This past weekend was filled with all things marathon. First I met up with fellow blogger chicks for some pre-race (or pre-spectating) carb loading at the warehouse of spaghetti on Friday.
Angie left before the picture to get Duane home for a pre-marathon sleep. We didn't forget her, and held a sign up for representation. Here we have
Damie, Mira, me,
Laura, and
Sam.

Saturday was a long day of bike riding, cheering, chasing Olaf around town, shivering in the cold, more cheering, riding with marathoners to the finish, and a little more shivering. It was fun watching Olaf, Sam, Laura, Gina, Lindsay, Steve, Layla, Cayce, Duane, Lisa, Casey, Rachel, Carolyn and the other 10,000 runners strive to meet their goals. The goals ranged from a 2:50 marathon, to PRing in the half despite sickness, to finishing a first full marathon. It seems to me that just about everyone whose goals I knew of met them.

# Data extract
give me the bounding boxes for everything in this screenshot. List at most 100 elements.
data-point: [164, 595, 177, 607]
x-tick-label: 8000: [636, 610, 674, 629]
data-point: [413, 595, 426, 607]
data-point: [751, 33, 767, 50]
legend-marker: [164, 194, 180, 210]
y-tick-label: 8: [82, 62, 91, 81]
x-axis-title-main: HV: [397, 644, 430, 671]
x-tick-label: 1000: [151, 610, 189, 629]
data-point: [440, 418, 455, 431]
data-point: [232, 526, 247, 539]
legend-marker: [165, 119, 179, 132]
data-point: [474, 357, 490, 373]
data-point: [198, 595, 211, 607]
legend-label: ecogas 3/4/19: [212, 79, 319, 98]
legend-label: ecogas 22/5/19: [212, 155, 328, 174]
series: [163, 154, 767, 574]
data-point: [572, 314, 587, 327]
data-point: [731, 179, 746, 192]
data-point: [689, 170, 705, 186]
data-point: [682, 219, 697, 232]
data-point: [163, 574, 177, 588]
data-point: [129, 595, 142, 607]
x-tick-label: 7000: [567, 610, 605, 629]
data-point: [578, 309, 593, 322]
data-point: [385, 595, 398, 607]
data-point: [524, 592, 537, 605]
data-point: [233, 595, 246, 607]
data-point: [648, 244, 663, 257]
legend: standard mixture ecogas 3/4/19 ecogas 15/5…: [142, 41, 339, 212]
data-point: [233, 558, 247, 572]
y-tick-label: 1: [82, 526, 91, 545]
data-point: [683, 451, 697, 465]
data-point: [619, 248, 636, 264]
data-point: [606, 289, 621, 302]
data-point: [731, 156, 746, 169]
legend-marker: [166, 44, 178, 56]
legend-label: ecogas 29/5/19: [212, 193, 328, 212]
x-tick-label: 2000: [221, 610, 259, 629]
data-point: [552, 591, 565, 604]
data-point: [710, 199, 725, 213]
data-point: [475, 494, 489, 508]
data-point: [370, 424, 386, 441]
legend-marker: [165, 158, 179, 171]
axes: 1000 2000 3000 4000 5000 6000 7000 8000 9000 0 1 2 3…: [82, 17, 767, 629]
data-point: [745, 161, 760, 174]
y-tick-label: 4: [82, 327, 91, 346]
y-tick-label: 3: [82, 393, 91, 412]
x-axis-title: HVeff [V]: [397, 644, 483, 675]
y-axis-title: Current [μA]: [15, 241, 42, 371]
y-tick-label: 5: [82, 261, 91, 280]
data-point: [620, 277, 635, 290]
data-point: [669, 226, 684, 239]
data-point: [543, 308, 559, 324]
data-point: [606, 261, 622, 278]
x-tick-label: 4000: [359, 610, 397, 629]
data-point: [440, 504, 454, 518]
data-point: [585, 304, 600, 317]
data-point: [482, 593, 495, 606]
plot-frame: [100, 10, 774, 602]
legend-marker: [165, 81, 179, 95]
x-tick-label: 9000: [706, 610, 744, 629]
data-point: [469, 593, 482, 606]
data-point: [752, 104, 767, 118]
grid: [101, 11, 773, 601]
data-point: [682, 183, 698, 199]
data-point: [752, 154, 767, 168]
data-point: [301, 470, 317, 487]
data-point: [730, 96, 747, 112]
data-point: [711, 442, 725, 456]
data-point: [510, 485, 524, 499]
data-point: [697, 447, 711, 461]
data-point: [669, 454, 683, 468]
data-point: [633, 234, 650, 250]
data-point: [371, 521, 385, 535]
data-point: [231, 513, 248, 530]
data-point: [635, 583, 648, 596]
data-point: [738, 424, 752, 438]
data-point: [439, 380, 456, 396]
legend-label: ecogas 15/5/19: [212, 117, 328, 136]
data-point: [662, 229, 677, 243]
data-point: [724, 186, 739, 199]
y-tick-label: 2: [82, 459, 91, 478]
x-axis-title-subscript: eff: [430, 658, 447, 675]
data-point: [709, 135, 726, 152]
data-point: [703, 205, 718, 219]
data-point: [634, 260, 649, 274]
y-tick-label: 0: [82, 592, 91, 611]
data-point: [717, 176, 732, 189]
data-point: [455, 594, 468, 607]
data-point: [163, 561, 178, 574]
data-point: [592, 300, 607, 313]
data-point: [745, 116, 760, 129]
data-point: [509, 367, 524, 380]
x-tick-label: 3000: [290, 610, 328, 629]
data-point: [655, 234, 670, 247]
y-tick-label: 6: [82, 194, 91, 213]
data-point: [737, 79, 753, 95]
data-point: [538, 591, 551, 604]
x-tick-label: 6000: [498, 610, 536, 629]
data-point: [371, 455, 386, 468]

# Required work
1. Please return the passage from the marathon weekend post exactly, beginning at the words "This past weekend" and stopping after "of met them.".
2. Retype the rows exactly, starting with the first row and stopping after the row that contains "data-point: [232, 526, 247, 539]".

# Responses by task
1.
This past weekend was filled with all things marathon. First I met up with fellow blogger chicks for some pre-race (or pre-spectating) carb loading at the warehouse of spaghetti on Friday.
Angie left before the picture to get Duane home for a pre-marathon sleep. We didn't forget her, and held a sign up for representation. Here we have
Damie, Mira, me,
Laura, and
Sam.

Saturday was a long day of bike riding, cheering, chasing Olaf around town, shivering in the cold, more cheering, riding with marathoners to the finish, and a little more shivering. It was fun watching Olaf, Sam, Laura, Gina, Lindsay, Steve, Layla, Cayce, Duane, Lisa, Casey, Rachel, Carolyn and the other 10,000 runners strive to meet their goals. The goals ranged from a 2:50 marathon, to PRing in the half despite sickness, to finishing a first full marathon. It seems to me that just about everyone whose goals I knew of met them.

2.
give me the bounding boxes for everything in this screenshot. List at most 100 elements.
data-point: [164, 595, 177, 607]
x-tick-label: 8000: [636, 610, 674, 629]
data-point: [413, 595, 426, 607]
data-point: [751, 33, 767, 50]
legend-marker: [164, 194, 180, 210]
y-tick-label: 8: [82, 62, 91, 81]
x-axis-title-main: HV: [397, 644, 430, 671]
x-tick-label: 1000: [151, 610, 189, 629]
data-point: [440, 418, 455, 431]
data-point: [232, 526, 247, 539]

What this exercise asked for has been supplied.